What follows is a block of records; reproduce all of it verbatim.

Collected data entries
---------------

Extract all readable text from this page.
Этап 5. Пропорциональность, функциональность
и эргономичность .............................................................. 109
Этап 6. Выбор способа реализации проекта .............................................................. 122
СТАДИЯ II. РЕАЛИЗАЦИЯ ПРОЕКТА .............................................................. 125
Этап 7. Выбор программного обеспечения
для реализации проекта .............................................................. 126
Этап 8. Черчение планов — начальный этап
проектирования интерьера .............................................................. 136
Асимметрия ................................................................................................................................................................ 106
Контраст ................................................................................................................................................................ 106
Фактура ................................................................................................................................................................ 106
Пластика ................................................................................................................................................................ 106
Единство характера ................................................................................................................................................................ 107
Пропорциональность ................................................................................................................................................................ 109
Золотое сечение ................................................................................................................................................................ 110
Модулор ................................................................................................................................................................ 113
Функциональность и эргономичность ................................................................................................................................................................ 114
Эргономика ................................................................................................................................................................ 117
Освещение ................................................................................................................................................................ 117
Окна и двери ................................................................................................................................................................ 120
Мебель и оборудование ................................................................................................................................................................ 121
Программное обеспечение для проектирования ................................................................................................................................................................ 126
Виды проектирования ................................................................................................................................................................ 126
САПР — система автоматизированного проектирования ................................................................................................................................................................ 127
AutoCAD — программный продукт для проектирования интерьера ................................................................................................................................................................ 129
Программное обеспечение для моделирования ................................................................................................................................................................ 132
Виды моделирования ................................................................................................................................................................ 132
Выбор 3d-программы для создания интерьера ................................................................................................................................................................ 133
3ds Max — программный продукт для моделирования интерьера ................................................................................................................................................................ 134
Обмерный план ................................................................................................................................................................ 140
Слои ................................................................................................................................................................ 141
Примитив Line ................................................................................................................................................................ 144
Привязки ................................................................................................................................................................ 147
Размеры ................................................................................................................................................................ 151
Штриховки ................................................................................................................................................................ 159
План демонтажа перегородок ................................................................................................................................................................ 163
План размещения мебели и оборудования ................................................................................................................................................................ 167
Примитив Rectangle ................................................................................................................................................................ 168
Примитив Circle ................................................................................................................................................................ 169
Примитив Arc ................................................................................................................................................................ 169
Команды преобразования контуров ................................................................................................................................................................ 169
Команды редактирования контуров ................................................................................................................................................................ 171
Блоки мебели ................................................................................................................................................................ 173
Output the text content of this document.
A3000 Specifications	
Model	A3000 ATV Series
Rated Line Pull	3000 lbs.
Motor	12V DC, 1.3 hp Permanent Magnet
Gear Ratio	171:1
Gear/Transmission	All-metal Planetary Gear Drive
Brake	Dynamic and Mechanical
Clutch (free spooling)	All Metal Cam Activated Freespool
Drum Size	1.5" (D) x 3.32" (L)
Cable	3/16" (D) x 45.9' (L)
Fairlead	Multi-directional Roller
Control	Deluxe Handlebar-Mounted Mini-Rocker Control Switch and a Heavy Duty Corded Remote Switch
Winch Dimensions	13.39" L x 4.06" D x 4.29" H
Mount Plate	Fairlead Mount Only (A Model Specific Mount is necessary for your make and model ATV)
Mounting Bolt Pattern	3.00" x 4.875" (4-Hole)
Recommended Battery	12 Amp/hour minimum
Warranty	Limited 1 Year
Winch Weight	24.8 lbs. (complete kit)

---------------

**Result**
Extract all readable text from this page.
Этап 5. Пропорциональность, функциональность
и эргономичность .............................................................. 109
Этап 6. Выбор способа реализации проекта .............................................................. 122
СТАДИЯ II. РЕАЛИЗАЦИЯ ПРОЕКТА .............................................................. 125
Этап 7. Выбор программного обеспечения
для реализации проекта .............................................................. 126
Этап 8. Черчение планов — начальный этап
проектирования интерьера .............................................................. 136
Асимметрия ................................................................................................................................................................ 106
Контраст ................................................................................................................................................................ 106
Фактура ................................................................................................................................................................ 106
Пластика ................................................................................................................................................................ 106
Единство характера ................................................................................................................................................................ 107
Пропорциональность ................................................................................................................................................................ 109
Золотое сечение ................................................................................................................................................................ 110
Модулор ................................................................................................................................................................ 113
Функциональность и эргономичность ................................................................................................................................................................ 114
Эргономика ................................................................................................................................................................ 117
Освещение ................................................................................................................................................................ 117
Окна и двери ................................................................................................................................................................ 120
Мебель и оборудование ................................................................................................................................................................ 121
Программное обеспечение для проектирования ................................................................................................................................................................ 126
Виды проектирования ................................................................................................................................................................ 126
САПР — система автоматизированного проектирования ................................................................................................................................................................ 127
AutoCAD — программный продукт для проектирования интерьера ................................................................................................................................................................ 129
Программное обеспечение для моделирования ................................................................................................................................................................ 132
Виды моделирования ................................................................................................................................................................ 132
Выбор 3d-программы для создания интерьера ................................................................................................................................................................ 133
3ds Max — программный продукт для моделирования интерьера ................................................................................................................................................................ 134
Обмерный план ................................................................................................................................................................ 140
Слои ................................................................................................................................................................ 141
Примитив Line ................................................................................................................................................................ 144
Привязки ................................................................................................................................................................ 147
Размеры ................................................................................................................................................................ 151
Штриховки ................................................................................................................................................................ 159
План демонтажа перегородок ................................................................................................................................................................ 163
План размещения мебели и оборудования ................................................................................................................................................................ 167
Примитив Rectangle ................................................................................................................................................................ 168
Примитив Circle ................................................................................................................................................................ 169
Примитив Arc ................................................................................................................................................................ 169
Команды преобразования контуров ................................................................................................................................................................ 169
Команды редактирования контуров ................................................................................................................................................................ 171
Блоки мебели ................................................................................................................................................................ 173
Output the text content of this document.
A3000 Specifications	
Model	A3000 ATV Series
Rated Line Pull	3000 lbs.
Motor	12V DC, 1.3 hp Permanent Magnet
Gear Ratio	171:1
Gear/Transmission	All-metal Planetary Gear Drive
Brake	Dynamic and Mechanical
Clutch (free spooling)	All Metal Cam Activated Freespool
Drum Size	1.5" (D) x 3.32" (L)
Cable	3/16" (D) x 45.9' (L)
Fairlead	Multi-directional Roller
Control	Deluxe Handlebar-Mounted Mini-Rocker Control Switch and a Heavy Duty Corded Remote Switch
Winch Dimensions	13.39" L x 4.06" D x 4.29" H
Mount Plate	Fairlead Mount Only (A Model Specific Mount is necessary for your make and model ATV)
Mounting Bolt Pattern	3.00" x 4.875" (4-Hole)
Recommended Battery	12 Amp/hour minimum
Warranty	Limited 1 Year
Winch Weight	24.8 lbs. (complete kit)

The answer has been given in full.